[[ Source passage open ]]
Kinda like a blessing (a new grandson) in the midst of a nightmare. I hope it all works out for everyone.
 

Chattyaholic said:
she is a very manipulative person, sometimes physically violent and abusive too.

Congrats on the new grandson. I hope the baby's mother is no longer violent and that your son is successful at getting visitation or custody.
 
Congrats!! I'm sure you will see you new grandchild!! :sunny:
 
Sandy22 said:
Congrats on the new grandson. I hope the baby's mother is no longer violent and that your son is successful at getting visitation or custody.


With the son denying he could be the father (and come on....he HAD to know there was that possibility) and getting married soon.....I just hope he DOES want to be a part of this child's life.
 
tiggersmom2 said:
With the son denying he could be the father (and come on....he HAD to know there was that possibility) and getting married soon.....I just hope he DOES want to be a part of this child's life.

I'm sure he DOES want to be part of his son's life. And I'm sure he WILL. He is NOT a "deadbeat" Dad as your post seemed to insinuate he might be. He and his high school girlfriend got pregnant when he was just 16 years old. He stood by her, went to all pre-natal visits with her, had to deal with knowing the baby would need surgery IMMEDIATELY after she was born, and was right by his girlfriend's side during the c-section, when he was 17 years old. At 18, two weeks after high school graduation (he was on the honor roll his whole senior year by the way) he married the mother of his child thinking it was the "right thing to do." They tried to make it work, for 5 years, and had another child in the meantime. When they divorced he and his ex-wife worked out their own custody schedule. EACH OF THEM having both children half time. He has had his two children every other week ever since, and he ALSO pays child-support on top of THAT. The girlfriend he was involved with previously spent 10 months in jail and he cared for HER SON FULL-TIME while she was incarcerated. THAT should tell you SOMETHING about my son's character. Yes, he has made mistakes (haven't we ALL?) and he has learned from them and he accepts FULL responsibility for them. He WANTED the paternity test, to find out if he was the baby's father or not. Yes, he was in denial, he hated to think of being tied to the baby's mother for the next 18 years and having to deal with her. I remember when he first introduced her to us, I thought "uh oh, she looks like trouble." But I thought that if she made my DS happy then I needed to stay out of it. She DID turn out to be trouble, I witnessed some of it with my own eyes. The woman he is with now is a gem, and I just pray eveything continues to work out for them. It's going to be difficult for him, with his new bride, but SHE was aware he COULD be the father as well and I believe she will stand by his side, as WE, his parents, will also.
[[ Source passage closed ]]
Exercise A:
Please answer these questions from the forum thread about the new grandson, one answer per line:
(i) What does Sandy22 hope the son succeeds at getting?
(ii) How old was the son when he and his high school girlfriend got pregnant?
(iii) How long did the girlfriend he was involved with previously spend in jail?
Exercise B: Continue the forum thread about the new grandson from the point where it stops.
[[ Data provided open ]]
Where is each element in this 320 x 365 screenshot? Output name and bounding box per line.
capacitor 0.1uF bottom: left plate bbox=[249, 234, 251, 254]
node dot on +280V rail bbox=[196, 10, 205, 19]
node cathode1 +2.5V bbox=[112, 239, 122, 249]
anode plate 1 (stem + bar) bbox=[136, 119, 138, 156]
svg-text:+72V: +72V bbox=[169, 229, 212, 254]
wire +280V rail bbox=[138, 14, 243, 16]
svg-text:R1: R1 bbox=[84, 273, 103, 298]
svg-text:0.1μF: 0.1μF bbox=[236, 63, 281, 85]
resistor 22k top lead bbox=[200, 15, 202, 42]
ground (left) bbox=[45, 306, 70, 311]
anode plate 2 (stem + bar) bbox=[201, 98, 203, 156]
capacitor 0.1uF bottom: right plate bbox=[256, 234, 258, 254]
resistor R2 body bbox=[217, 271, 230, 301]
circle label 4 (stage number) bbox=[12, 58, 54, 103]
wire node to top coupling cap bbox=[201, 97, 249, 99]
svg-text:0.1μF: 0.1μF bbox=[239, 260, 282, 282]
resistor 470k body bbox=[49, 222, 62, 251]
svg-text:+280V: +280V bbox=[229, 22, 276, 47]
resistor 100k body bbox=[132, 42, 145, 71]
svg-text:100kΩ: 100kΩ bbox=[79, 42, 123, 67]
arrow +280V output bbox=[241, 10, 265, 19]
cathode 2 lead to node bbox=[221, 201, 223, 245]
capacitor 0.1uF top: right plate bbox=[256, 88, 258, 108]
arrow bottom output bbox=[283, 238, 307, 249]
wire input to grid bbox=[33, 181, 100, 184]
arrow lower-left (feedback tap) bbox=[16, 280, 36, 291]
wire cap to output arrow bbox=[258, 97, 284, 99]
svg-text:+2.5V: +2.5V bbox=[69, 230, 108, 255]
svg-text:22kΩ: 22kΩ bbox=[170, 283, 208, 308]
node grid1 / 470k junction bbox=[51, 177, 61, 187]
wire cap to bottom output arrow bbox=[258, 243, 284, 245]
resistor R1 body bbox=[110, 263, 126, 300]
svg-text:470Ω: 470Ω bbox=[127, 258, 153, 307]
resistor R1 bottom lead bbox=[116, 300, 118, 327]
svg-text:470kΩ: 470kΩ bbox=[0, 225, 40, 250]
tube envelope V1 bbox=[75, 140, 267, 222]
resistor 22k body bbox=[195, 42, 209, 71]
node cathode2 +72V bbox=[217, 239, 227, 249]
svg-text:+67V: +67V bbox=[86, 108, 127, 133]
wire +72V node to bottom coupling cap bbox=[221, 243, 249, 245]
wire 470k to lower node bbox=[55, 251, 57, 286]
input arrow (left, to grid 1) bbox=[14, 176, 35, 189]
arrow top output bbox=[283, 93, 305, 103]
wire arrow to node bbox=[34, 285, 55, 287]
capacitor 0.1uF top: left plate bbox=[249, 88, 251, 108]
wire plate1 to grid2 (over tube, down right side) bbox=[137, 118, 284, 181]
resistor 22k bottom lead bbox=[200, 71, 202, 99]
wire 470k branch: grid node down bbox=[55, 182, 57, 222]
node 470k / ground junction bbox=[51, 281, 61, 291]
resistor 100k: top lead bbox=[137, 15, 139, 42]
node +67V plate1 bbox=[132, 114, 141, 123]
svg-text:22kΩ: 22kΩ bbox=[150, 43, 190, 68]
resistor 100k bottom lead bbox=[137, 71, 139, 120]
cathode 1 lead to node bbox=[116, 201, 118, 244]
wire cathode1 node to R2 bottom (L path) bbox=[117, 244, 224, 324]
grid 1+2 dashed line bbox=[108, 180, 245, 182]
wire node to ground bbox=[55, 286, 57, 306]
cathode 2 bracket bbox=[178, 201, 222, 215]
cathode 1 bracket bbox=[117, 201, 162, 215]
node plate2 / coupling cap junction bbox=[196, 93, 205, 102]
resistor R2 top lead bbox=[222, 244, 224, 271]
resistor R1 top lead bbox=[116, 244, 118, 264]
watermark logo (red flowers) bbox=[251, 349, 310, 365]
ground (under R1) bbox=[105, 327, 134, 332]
[[ Data provided closed ]]
Exercise result A:
(i) Visitation or custody.
(ii) 16 years old.
(iii) 10 months.

Exercise result B:
 
Nice to hear a father taking responsibility. Speaking as a child in a horrible situration growing up, I hope that if she is abusive that he will seek full custody and supervised visitation for her. If you saw some of the abuse, others probably have too. He needs to get the child away from that woman now.
 
Congrats on the grandbaby. Hope the situation works out. :grouphug:
 
Microcell: I do have to give her some credit, as she was not abusive to the children, only to my DS. That was the last straw, and the reason for the restraining order against her. When she found out DS was involved with someone else, after he had asked her to leave (they were not married, just lived together about three years), she went to the other woman's home and kicked the door in when they wouldn't answer. She was constantly calling and making threats. Yelling and screaming, destroying property, the police were called several times, but she was never bad to the children. She was very nice to my grandchildren and they liked her. But she wouldn't even allow my DS to come over for coffee or to visit us without her calling after 10-15 minutes wanting to know when he was coming home. She wanted him with her all the time he wasn't working at his job. He tried to talk to her about it but she would never listen. He is in a much healthier relationship now.